__Excerpt to read__
Begin

Honey in the chrome webstore: 4.7 stars. With no clear way to see written reviews, just the aggregated stars are visible.

Honey in the firefox add-ons store: 3.2 stars.

Honey in Trustpilot: 2.7 stars. Closed for new reviews since 4 days, but old reviews and history are still accessible.

Google manages to do worse than trustpilot. Google is once again confirming what a useless company they've become.

I don’t trust reviews at all at this point, from any service like those mentioned.

I will say that it’s diabolical that trust pilot closed the reviews. Meaning people can’t express there disappointment with the app, and that people might still trust it.

[-] rumba@lemmy.zip 1 points 6 months ago

Now that AI can write reasonably good-sounding copy, reviews are increasingly unreliable.

[-] fossilesque@mander.xyz 1 points 6 months ago* (last edited 6 months ago)

Aside from the element of deception towards their sponsored creators, I wonder if this will set precedent for what is a relatively common practice.

https://sirlinksalot.co/affiliate-hijacking/

Honey isn't the only one doing this. Brave Browser does it too:

https://github.com/brave/brave-browser/issues/10134

[-] InFerNo@lemmy.ml 0 points 6 months ago* (last edited 6 months ago)

Does or did? It's not clear from the link at first glance.

[-] renzev@lemmy.world 0 points 6 months ago* (last edited 6 months ago)

They don't do it any more. Source: just checked.

Interesting how brave stills gets dragged through the mud for this, meanwhile firefox gets to walk free about the looking glass fiasco.

[-] rumba@lemmy.zip 0 points 6 months ago

You probably can't definitively say they don't just by isolated checking. There could be a lot at play here. Maybe they turned it off while the heat is on, maybe whatever affiliate you were looking at didn't actually have a matching affiliate link on their side. Maybe there's an a/b test where they only jack a certain percentage.

When Linus Tech Tips first took them out as a sponsor they didn't appear to be jacking then either. But it would be very simple to build a system that turned link jacking off for certain users or during certain times or at certain thresholds.

End

__Stored records__
Begin

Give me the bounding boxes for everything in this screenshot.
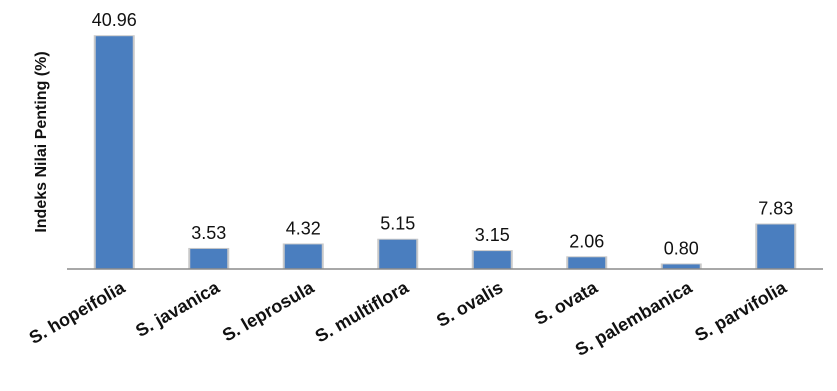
bar bbox=[757, 224, 795, 269]
x-tick-label: S. multiflora bbox=[312, 277, 413, 347]
bar bbox=[95, 36, 133, 269]
bar bbox=[379, 239, 417, 269]
bar bbox=[568, 257, 606, 269]
x-tick-label: S. javanica bbox=[132, 277, 223, 341]
data-label: 3.53 bbox=[191, 223, 226, 243]
x-tick-label: S. hopeifolia bbox=[26, 277, 130, 348]
data-label: 5.15 bbox=[380, 214, 415, 234]
x-tick-label: S. ovata bbox=[531, 277, 602, 329]
bar bbox=[284, 244, 322, 269]
x-tick-label: S. leprosula bbox=[219, 277, 318, 346]
x-tick-label: S. ovalis bbox=[433, 277, 506, 331]
data-label: 0.80 bbox=[664, 238, 699, 258]
data-label: 2.06 bbox=[569, 231, 604, 251]
bar bbox=[473, 251, 511, 269]
data-labels-layer: 40.96 3.53 4.32 5.15 3.15 2.06 0.80 7.83 bbox=[92, 10, 794, 258]
y-axis-label: Indeks Nilai Penting (%) bbox=[33, 51, 50, 232]
bar bbox=[662, 264, 700, 269]
data-label: 40.96 bbox=[92, 10, 137, 30]
data-label: 4.32 bbox=[286, 218, 321, 238]
data-label: 3.15 bbox=[475, 225, 510, 245]
data-label: 7.83 bbox=[758, 199, 793, 219]
x-tick-label: S. parvifolia bbox=[691, 277, 790, 346]
bars-layer bbox=[93, 35, 797, 269]
bar bbox=[190, 248, 228, 269]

End

__Directions__
1. Please copy the passage of the Honey thread starting at "They don't do" and ending at "looking glass fiasco.".
2. Carry on the Honey thread from its final sentence.

__Answers to the tasks__
1.
They don't do it any more. Source: just checked.

Interesting how brave stills gets dragged through the mud for this, meanwhile firefox gets to walk free about the looking glass fiasco.

2.
Brave got caught doing it, and then stopped because the backlash was going to be worse than the advantage. Brave still had plenty of other ways to make money via search, selling advertising and BAT. I honestly don't fault brave for trying that because they are funding significant development to block ads.

Honey's base business model probably falls apart without some linkjacking. You go to a website to buy something and it says no no go buy it from these people instead. They've got to have it a lower price still have enough margin to sell it to you at that price, and pay honey for the redirection. It's kind of a sales worst case dilemma.

[-] zqps@sh.itjust.works 0 points 6 months ago

Honey's base business model probably falls apart without some linkjacking. You go to a website to buy something and it says no no go buy it from these people instead.

That's not what Honey does.

[-] rumba@lemmy.zip -1 points 6 months ago

Additionally, the video asserts that Honey does not always find users the best discounts, either. Despite the browser extension's past advertising, the video showed multiple examples of Honey not presenting the best coupon codes to the consumer. Further supporting this claim is wording from Honey's FAQ page for partner businesses and its terms of use agreement. According to the FAQ page, any business that has an official partnership with Honey (in order to partner, a business must pay Honey a 3% commission) can add or remove codes from the platform. Additionally, the following paragraphs can be found within Honey's terms of use agreement:

While we try and find you the best available discounts and coupons, and to identify low prices, we may not always find you the best deal. PayPal is not responsible for any missed savings or rewards opportunities

Can someone ELI5 what honey was actually doing?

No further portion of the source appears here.